> _Exercise requirements_
Reproduce the listing below exactly. Pictures do not belong in the copy.
--- Start of Data ---
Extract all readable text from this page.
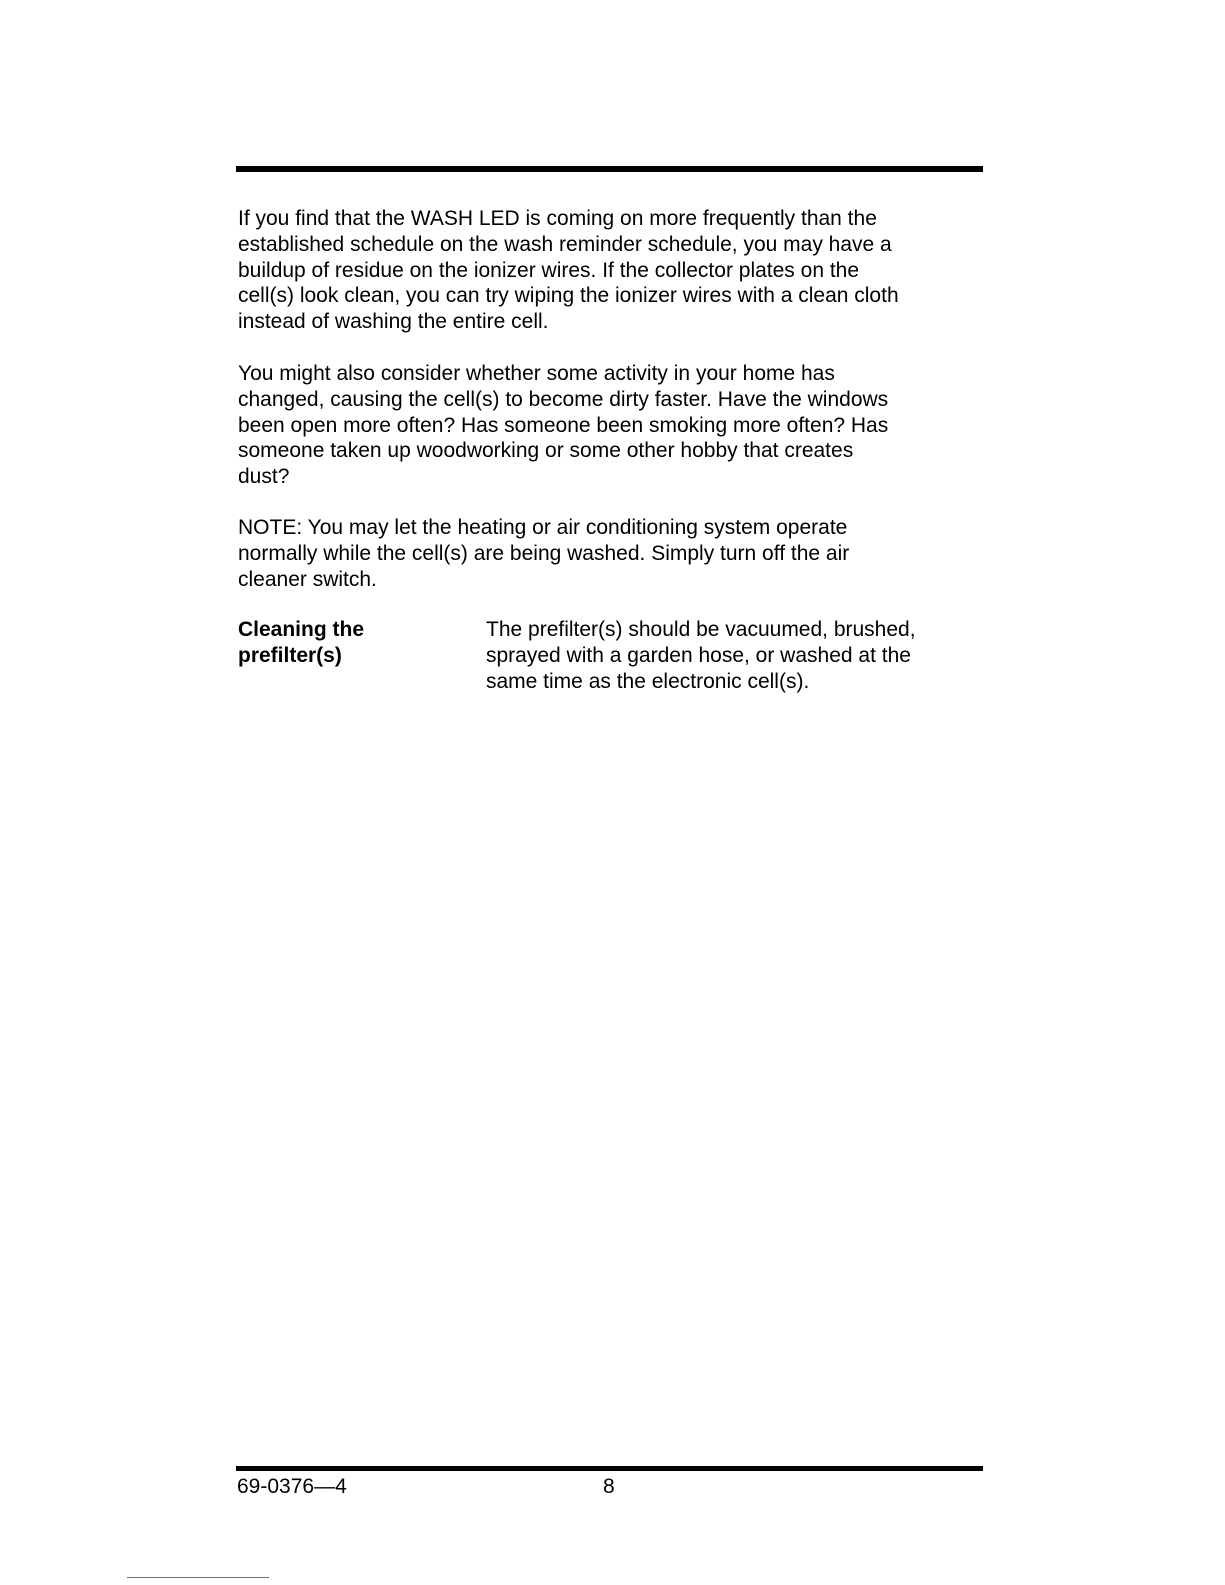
If you find that the WASH LED is coming on more frequently than the
established schedule on the wash reminder schedule, you may have a
buildup of residue on the ionizer wires. If the collector plates on the
cell(s) look clean, you can try wiping the ionizer wires with a clean cloth
instead of washing the entire cell.

You might also consider whether some activity in your home has
changed, causing the cell(s) to become dirty faster. Have the windows
been open more often? Has someone been smoking more often? Has
someone taken up woodworking or some other hobby that creates
dust?

NOTE: You may let the heating or air conditioning system operate
normally while the cell(s) are being washed. Simply turn off the air
cleaner switch.

Cleaning the
prefilter(s)

The prefilter(s) should be vacuumed, brushed,
sprayed with a garden hose, or washed at the
same time as the electronic cell(s).

69-0376—4	8
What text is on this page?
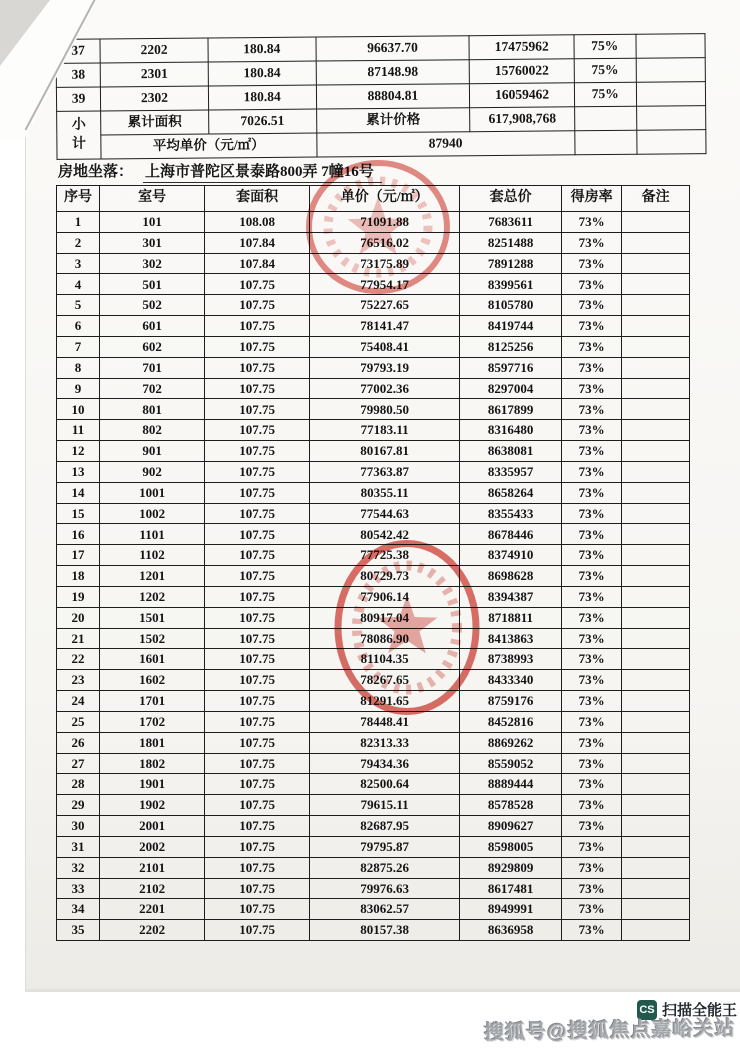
37	2202	180.84	96637.70	17475962	75%	
38	2301	180.84	87148.98	15760022	75%	
39	2302	180.84	88804.81	16059462	75%	

小计	累计面积	7026.51	累计价格	617,908,768		
	平均单价（元/㎡）		87940			
房地坐落： 上海市普陀区景泰路800弄 7幢16号
序号	室号	套面积	单价（元/㎡）	套总价	得房率	备注
1	101	108.08	71091.88	7683611	73%	
2	301	107.84	76516.02	8251488	73%	
3	302	107.84	73175.89	7891288	73%	
4	501	107.75	77954.17	8399561	73%	
5	502	107.75	75227.65	8105780	73%	
6	601	107.75	78141.47	8419744	73%	
7	602	107.75	75408.41	8125256	73%	
8	701	107.75	79793.19	8597716	73%	
9	702	107.75	77002.36	8297004	73%	
10	801	107.75	79980.50	8617899	73%	
11	802	107.75	77183.11	8316480	73%	
12	901	107.75	80167.81	8638081	73%	
13	902	107.75	77363.87	8335957	73%	
14	1001	107.75	80355.11	8658264	73%	
15	1002	107.75	77544.63	8355433	73%	
16	1101	107.75	80542.42	8678446	73%	
17	1102	107.75	77725.38	8374910	73%	
18	1201	107.75	80729.73	8698628	73%	
19	1202	107.75	77906.14	8394387	73%	
20	1501	107.75	80917.04	8718811	73%	
21	1502	107.75	78086.90	8413863	73%	
22	1601	107.75	81104.35	8738993	73%	
23	1602	107.75	78267.65	8433340	73%	
24	1701	107.75	81291.65	8759176	73%	
25	1702	107.75	78448.41	8452816	73%	
26	1801	107.75	82313.33	8869262	73%	
27	1802	107.75	79434.36	8559052	73%	
28	1901	107.75	82500.64	8889444	73%	
29	1902	107.75	79615.11	8578528	73%	
30	2001	107.75	82687.95	8909627	73%	
31	2002	107.75	79795.87	8598005	73%	
32	2101	107.75	82875.26	8929809	73%	
33	2102	107.75	79976.63	8617481	73%	
34	2201	107.75	83062.57	8949991	73%	
35	2202	107.75	80157.38	8636958	73%	
CS 扫描全能王
搜狐号@搜狐焦点嘉峪关站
--- End of Data ---
> _Task response_
Extract all readable text from this page.
If you find that the WASH LED is coming on more frequently than the
established schedule on the wash reminder schedule, you may have a
buildup of residue on the ionizer wires. If the collector plates on the
cell(s) look clean, you can try wiping the ionizer wires with a clean cloth
instead of washing the entire cell.

You might also consider whether some activity in your home has
changed, causing the cell(s) to become dirty faster. Have the windows
been open more often? Has someone been smoking more often? Has
someone taken up woodworking or some other hobby that creates
dust?

NOTE: You may let the heating or air conditioning system operate
normally while the cell(s) are being washed. Simply turn off the air
cleaner switch.

Cleaning the
prefilter(s)

The prefilter(s) should be vacuumed, brushed,
sprayed with a garden hose, or washed at the
same time as the electronic cell(s).

69-0376—4	8
What text is on this page?
37	2202	180.84	96637.70	17475962	75%	
38	2301	180.84	87148.98	15760022	75%	
39	2302	180.84	88804.81	16059462	75%	

小计	累计面积	7026.51	累计价格	617,908,768		
	平均单价（元/㎡）		87940			
房地坐落： 上海市普陀区景泰路800弄 7幢16号
序号	室号	套面积	单价（元/㎡）	套总价	得房率	备注
1	101	108.08	71091.88	7683611	73%	
2	301	107.84	76516.02	8251488	73%	
3	302	107.84	73175.89	7891288	73%	
4	501	107.75	77954.17	8399561	73%	
5	502	107.75	75227.65	8105780	73%	
6	601	107.75	78141.47	8419744	73%	
7	602	107.75	75408.41	8125256	73%	
8	701	107.75	79793.19	8597716	73%	
9	702	107.75	77002.36	8297004	73%	
10	801	107.75	79980.50	8617899	73%	
11	802	107.75	77183.11	8316480	73%	
12	901	107.75	80167.81	8638081	73%	
13	902	107.75	77363.87	8335957	73%	
14	1001	107.75	80355.11	8658264	73%	
15	1002	107.75	77544.63	8355433	73%	
16	1101	107.75	80542.42	8678446	73%	
17	1102	107.75	77725.38	8374910	73%	
18	1201	107.75	80729.73	8698628	73%	
19	1202	107.75	77906.14	8394387	73%	
20	1501	107.75	80917.04	8718811	73%	
21	1502	107.75	78086.90	8413863	73%	
22	1601	107.75	81104.35	8738993	73%	
23	1602	107.75	78267.65	8433340	73%	
24	1701	107.75	81291.65	8759176	73%	
25	1702	107.75	78448.41	8452816	73%	
26	1801	107.75	82313.33	8869262	73%	
27	1802	107.75	79434.36	8559052	73%	
28	1901	107.75	82500.64	8889444	73%	
29	1902	107.75	79615.11	8578528	73%	
30	2001	107.75	82687.95	8909627	73%	
31	2002	107.75	79795.87	8598005	73%	
32	2101	107.75	82875.26	8929809	73%	
33	2102	107.75	79976.63	8617481	73%	
34	2201	107.75	83062.57	8949991	73%	
35	2202	107.75	80157.38	8636958	73%	
CS 扫描全能王
搜狐号@搜狐焦点嘉峪关站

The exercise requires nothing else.